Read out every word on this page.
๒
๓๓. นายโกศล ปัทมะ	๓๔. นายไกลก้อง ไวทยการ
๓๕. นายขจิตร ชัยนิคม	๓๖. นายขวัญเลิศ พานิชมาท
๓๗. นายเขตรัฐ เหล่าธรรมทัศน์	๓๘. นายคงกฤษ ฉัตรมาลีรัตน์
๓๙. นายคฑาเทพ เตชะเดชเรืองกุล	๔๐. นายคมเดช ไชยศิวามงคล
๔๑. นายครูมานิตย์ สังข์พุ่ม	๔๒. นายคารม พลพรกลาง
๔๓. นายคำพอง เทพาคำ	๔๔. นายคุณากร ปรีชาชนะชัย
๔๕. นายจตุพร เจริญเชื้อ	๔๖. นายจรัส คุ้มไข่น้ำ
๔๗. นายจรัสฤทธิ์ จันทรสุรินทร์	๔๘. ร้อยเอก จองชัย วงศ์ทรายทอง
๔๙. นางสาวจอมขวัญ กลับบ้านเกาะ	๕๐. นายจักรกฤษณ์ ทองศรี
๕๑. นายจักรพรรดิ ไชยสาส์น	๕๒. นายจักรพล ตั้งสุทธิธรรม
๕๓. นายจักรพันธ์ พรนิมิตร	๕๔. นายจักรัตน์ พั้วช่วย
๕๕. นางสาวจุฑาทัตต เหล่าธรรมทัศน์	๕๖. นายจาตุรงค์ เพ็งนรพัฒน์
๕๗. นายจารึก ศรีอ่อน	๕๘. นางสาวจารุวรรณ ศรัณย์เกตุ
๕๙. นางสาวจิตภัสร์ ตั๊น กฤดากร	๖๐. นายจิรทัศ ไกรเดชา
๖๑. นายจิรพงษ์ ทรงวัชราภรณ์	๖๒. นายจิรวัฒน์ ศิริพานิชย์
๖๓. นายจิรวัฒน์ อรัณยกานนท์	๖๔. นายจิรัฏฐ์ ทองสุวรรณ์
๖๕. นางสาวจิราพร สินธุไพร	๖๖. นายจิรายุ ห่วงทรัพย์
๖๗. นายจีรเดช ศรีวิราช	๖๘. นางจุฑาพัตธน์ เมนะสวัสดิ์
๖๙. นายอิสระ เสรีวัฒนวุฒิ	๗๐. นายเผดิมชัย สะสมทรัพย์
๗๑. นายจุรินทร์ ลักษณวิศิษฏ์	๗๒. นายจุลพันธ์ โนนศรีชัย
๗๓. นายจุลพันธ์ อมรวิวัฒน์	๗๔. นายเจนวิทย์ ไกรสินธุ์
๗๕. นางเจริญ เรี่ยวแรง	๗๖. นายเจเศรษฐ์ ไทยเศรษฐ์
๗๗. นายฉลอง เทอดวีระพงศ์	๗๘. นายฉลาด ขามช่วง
========================================
Respond with the number of lines containing "วรรณ" and no additional words.

Solution to this problem: 2